Stored data entries:
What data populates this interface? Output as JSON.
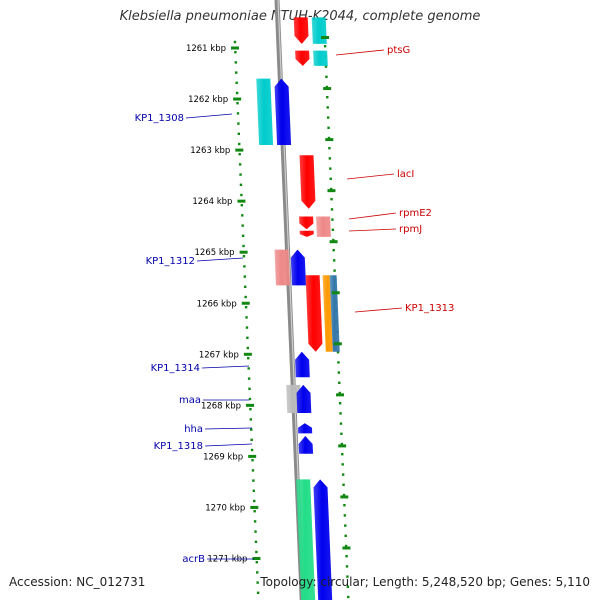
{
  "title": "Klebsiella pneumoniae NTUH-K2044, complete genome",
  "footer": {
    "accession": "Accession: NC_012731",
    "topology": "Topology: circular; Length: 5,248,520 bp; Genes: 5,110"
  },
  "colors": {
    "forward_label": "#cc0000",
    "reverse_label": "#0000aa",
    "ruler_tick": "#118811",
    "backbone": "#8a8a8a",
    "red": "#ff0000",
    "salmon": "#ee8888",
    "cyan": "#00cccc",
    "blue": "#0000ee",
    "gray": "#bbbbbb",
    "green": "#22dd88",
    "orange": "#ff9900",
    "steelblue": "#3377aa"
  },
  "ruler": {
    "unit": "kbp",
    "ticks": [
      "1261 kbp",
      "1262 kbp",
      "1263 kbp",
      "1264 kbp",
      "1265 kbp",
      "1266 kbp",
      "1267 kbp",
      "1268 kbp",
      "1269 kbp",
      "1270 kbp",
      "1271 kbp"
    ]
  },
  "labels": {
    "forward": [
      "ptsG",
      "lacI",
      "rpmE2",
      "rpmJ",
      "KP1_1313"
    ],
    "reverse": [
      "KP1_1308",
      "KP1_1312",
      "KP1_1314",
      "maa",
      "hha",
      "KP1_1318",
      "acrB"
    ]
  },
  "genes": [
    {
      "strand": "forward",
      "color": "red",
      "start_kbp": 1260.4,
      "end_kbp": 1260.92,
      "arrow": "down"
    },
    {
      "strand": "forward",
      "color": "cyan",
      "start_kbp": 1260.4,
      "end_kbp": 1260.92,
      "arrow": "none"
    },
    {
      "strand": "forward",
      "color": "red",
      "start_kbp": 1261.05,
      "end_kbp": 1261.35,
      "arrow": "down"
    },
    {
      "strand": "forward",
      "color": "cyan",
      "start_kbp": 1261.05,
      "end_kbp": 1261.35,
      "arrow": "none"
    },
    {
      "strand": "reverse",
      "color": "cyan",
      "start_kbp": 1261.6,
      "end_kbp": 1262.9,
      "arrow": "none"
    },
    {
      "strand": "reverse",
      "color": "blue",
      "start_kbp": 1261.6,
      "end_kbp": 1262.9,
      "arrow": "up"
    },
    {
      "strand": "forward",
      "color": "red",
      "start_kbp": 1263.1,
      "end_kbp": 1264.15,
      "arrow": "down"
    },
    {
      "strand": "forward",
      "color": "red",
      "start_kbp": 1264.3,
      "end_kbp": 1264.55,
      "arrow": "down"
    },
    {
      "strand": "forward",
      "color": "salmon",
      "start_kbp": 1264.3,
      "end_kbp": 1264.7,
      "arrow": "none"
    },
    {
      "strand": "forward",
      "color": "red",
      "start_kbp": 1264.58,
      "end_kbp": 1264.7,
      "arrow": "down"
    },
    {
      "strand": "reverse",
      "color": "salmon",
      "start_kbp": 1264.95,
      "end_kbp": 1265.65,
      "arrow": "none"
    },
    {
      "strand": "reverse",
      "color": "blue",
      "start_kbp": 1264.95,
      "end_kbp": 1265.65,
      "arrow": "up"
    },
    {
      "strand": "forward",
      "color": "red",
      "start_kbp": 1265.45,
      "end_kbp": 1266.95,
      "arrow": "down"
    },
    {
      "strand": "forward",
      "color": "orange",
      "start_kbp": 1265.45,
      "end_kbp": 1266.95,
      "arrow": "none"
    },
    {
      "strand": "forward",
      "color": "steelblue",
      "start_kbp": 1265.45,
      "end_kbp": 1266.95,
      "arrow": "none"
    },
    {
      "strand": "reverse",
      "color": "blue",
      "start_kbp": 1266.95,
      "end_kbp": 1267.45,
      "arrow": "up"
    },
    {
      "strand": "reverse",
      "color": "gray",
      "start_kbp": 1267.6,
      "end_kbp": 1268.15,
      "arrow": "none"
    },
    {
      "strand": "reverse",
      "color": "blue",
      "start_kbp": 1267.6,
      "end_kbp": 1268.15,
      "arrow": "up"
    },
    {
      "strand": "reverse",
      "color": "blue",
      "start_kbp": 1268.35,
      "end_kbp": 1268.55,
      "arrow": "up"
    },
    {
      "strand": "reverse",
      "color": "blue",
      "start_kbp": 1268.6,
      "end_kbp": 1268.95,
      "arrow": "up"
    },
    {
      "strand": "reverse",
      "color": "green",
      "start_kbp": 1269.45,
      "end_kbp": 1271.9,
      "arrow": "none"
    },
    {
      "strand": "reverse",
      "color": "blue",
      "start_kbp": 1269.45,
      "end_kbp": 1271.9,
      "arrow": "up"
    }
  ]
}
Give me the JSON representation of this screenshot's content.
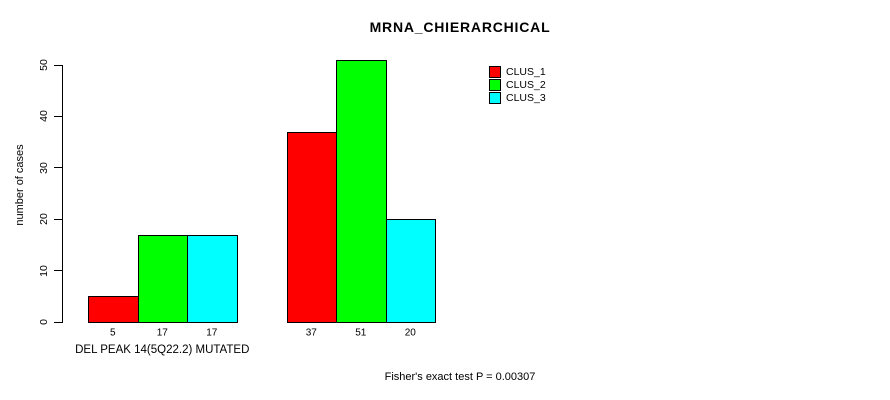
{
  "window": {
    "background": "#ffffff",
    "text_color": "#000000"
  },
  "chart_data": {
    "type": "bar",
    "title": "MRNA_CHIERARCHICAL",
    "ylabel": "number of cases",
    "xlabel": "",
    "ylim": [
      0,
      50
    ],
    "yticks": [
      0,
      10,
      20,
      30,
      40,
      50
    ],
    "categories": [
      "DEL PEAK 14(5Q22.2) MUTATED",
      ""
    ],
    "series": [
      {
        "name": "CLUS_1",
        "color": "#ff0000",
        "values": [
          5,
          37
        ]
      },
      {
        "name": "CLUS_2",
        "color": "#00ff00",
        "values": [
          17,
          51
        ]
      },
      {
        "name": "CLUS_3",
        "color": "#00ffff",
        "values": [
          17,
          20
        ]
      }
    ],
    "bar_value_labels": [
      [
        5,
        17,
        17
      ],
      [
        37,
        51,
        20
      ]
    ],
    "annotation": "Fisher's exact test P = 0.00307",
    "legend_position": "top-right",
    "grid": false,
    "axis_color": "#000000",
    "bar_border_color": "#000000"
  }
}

**WHAT YOU HAVE TO DO**
Please print each record above again exactly, but omit any pictures.

**REPLY TO THE EXERCISE**
What data populates this interface? Output as JSON.
{
  "title": "Klebsiella pneumoniae NTUH-K2044, complete genome",
  "footer": {
    "accession": "Accession: NC_012731",
    "topology": "Topology: circular; Length: 5,248,520 bp; Genes: 5,110"
  },
  "colors": {
    "forward_label": "#cc0000",
    "reverse_label": "#0000aa",
    "ruler_tick": "#118811",
    "backbone": "#8a8a8a",
    "red": "#ff0000",
    "salmon": "#ee8888",
    "cyan": "#00cccc",
    "blue": "#0000ee",
    "gray": "#bbbbbb",
    "green": "#22dd88",
    "orange": "#ff9900",
    "steelblue": "#3377aa"
  },
  "ruler": {
    "unit": "kbp",
    "ticks": [
      "1261 kbp",
      "1262 kbp",
      "1263 kbp",
      "1264 kbp",
      "1265 kbp",
      "1266 kbp",
      "1267 kbp",
      "1268 kbp",
      "1269 kbp",
      "1270 kbp",
      "1271 kbp"
    ]
  },
  "labels": {
    "forward": [
      "ptsG",
      "lacI",
      "rpmE2",
      "rpmJ",
      "KP1_1313"
    ],
    "reverse": [
      "KP1_1308",
      "KP1_1312",
      "KP1_1314",
      "maa",
      "hha",
      "KP1_1318",
      "acrB"
    ]
  },
  "genes": [
    {
      "strand": "forward",
      "color": "red",
      "start_kbp": 1260.4,
      "end_kbp": 1260.92,
      "arrow": "down"
    },
    {
      "strand": "forward",
      "color": "cyan",
      "start_kbp": 1260.4,
      "end_kbp": 1260.92,
      "arrow": "none"
    },
    {
      "strand": "forward",
      "color": "red",
      "start_kbp": 1261.05,
      "end_kbp": 1261.35,
      "arrow": "down"
    },
    {
      "strand": "forward",
      "color": "cyan",
      "start_kbp": 1261.05,
      "end_kbp": 1261.35,
      "arrow": "none"
    },
    {
      "strand": "reverse",
      "color": "cyan",
      "start_kbp": 1261.6,
      "end_kbp": 1262.9,
      "arrow": "none"
    },
    {
      "strand": "reverse",
      "color": "blue",
      "start_kbp": 1261.6,
      "end_kbp": 1262.9,
      "arrow": "up"
    },
    {
      "strand": "forward",
      "color": "red",
      "start_kbp": 1263.1,
      "end_kbp": 1264.15,
      "arrow": "down"
    },
    {
      "strand": "forward",
      "color": "red",
      "start_kbp": 1264.3,
      "end_kbp": 1264.55,
      "arrow": "down"
    },
    {
      "strand": "forward",
      "color": "salmon",
      "start_kbp": 1264.3,
      "end_kbp": 1264.7,
      "arrow": "none"
    },
    {
      "strand": "forward",
      "color": "red",
      "start_kbp": 1264.58,
      "end_kbp": 1264.7,
      "arrow": "down"
    },
    {
      "strand": "reverse",
      "color": "salmon",
      "start_kbp": 1264.95,
      "end_kbp": 1265.65,
      "arrow": "none"
    },
    {
      "strand": "reverse",
      "color": "blue",
      "start_kbp": 1264.95,
      "end_kbp": 1265.65,
      "arrow": "up"
    },
    {
      "strand": "forward",
      "color": "red",
      "start_kbp": 1265.45,
      "end_kbp": 1266.95,
      "arrow": "down"
    },
    {
      "strand": "forward",
      "color": "orange",
      "start_kbp": 1265.45,
      "end_kbp": 1266.95,
      "arrow": "none"
    },
    {
      "strand": "forward",
      "color": "steelblue",
      "start_kbp": 1265.45,
      "end_kbp": 1266.95,
      "arrow": "none"
    },
    {
      "strand": "reverse",
      "color": "blue",
      "start_kbp": 1266.95,
      "end_kbp": 1267.45,
      "arrow": "up"
    },
    {
      "strand": "reverse",
      "color": "gray",
      "start_kbp": 1267.6,
      "end_kbp": 1268.15,
      "arrow": "none"
    },
    {
      "strand": "reverse",
      "color": "blue",
      "start_kbp": 1267.6,
      "end_kbp": 1268.15,
      "arrow": "up"
    },
    {
      "strand": "reverse",
      "color": "blue",
      "start_kbp": 1268.35,
      "end_kbp": 1268.55,
      "arrow": "up"
    },
    {
      "strand": "reverse",
      "color": "blue",
      "start_kbp": 1268.6,
      "end_kbp": 1268.95,
      "arrow": "up"
    },
    {
      "strand": "reverse",
      "color": "green",
      "start_kbp": 1269.45,
      "end_kbp": 1271.9,
      "arrow": "none"
    },
    {
      "strand": "reverse",
      "color": "blue",
      "start_kbp": 1269.45,
      "end_kbp": 1271.9,
      "arrow": "up"
    }
  ]
}
Give me the JSON representation of this screenshot's content.
{
  "window": {
    "background": "#ffffff",
    "text_color": "#000000"
  },
  "chart_data": {
    "type": "bar",
    "title": "MRNA_CHIERARCHICAL",
    "ylabel": "number of cases",
    "xlabel": "",
    "ylim": [
      0,
      50
    ],
    "yticks": [
      0,
      10,
      20,
      30,
      40,
      50
    ],
    "categories": [
      "DEL PEAK 14(5Q22.2) MUTATED",
      ""
    ],
    "series": [
      {
        "name": "CLUS_1",
        "color": "#ff0000",
        "values": [
          5,
          37
        ]
      },
      {
        "name": "CLUS_2",
        "color": "#00ff00",
        "values": [
          17,
          51
        ]
      },
      {
        "name": "CLUS_3",
        "color": "#00ffff",
        "values": [
          17,
          20
        ]
      }
    ],
    "bar_value_labels": [
      [
        5,
        17,
        17
      ],
      [
        37,
        51,
        20
      ]
    ],
    "annotation": "Fisher's exact test P = 0.00307",
    "legend_position": "top-right",
    "grid": false,
    "axis_color": "#000000",
    "bar_border_color": "#000000"
  }
}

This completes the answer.